>> Begin MATERIAL SHOWN
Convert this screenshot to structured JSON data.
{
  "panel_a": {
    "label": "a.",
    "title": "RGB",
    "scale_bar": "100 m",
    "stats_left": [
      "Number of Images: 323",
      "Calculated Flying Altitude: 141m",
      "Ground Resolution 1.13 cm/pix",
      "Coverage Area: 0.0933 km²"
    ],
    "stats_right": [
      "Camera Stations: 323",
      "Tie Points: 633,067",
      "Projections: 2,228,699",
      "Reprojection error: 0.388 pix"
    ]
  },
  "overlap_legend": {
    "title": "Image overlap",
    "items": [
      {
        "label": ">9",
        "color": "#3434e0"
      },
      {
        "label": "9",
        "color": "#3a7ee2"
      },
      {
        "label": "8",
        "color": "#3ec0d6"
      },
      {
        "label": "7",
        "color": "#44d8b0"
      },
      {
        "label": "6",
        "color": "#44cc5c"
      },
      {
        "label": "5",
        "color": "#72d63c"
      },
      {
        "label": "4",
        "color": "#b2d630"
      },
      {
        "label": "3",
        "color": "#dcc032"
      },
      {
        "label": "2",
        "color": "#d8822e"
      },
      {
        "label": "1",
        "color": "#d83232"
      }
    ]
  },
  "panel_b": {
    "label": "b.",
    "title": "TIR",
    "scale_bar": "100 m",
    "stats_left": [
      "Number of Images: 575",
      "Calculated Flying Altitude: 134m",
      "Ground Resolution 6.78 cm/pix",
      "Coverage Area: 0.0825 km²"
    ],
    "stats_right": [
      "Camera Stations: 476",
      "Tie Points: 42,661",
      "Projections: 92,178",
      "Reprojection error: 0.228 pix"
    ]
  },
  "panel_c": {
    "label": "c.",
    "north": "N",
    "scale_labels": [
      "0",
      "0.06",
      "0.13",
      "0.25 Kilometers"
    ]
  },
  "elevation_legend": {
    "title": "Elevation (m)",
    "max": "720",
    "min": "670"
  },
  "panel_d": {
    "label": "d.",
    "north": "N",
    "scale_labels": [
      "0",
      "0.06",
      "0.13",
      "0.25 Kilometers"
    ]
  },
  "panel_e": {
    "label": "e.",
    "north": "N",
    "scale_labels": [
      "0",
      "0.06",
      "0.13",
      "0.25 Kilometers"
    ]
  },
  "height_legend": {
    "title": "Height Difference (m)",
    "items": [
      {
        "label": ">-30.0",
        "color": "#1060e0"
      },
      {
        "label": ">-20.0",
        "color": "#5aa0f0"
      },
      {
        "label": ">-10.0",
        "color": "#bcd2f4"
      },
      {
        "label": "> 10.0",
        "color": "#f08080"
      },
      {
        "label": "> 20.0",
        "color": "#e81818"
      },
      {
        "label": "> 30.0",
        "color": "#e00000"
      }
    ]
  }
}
>> End MATERIAL SHOWN
TASK TO CARRY OUT:
Select all lines with the word "Coverage" from the entries above.

SOLUTION FOR THIS EXERCISE:
      "Coverage Area: 0.0933 km²"
      "Coverage Area: 0.0825 km²"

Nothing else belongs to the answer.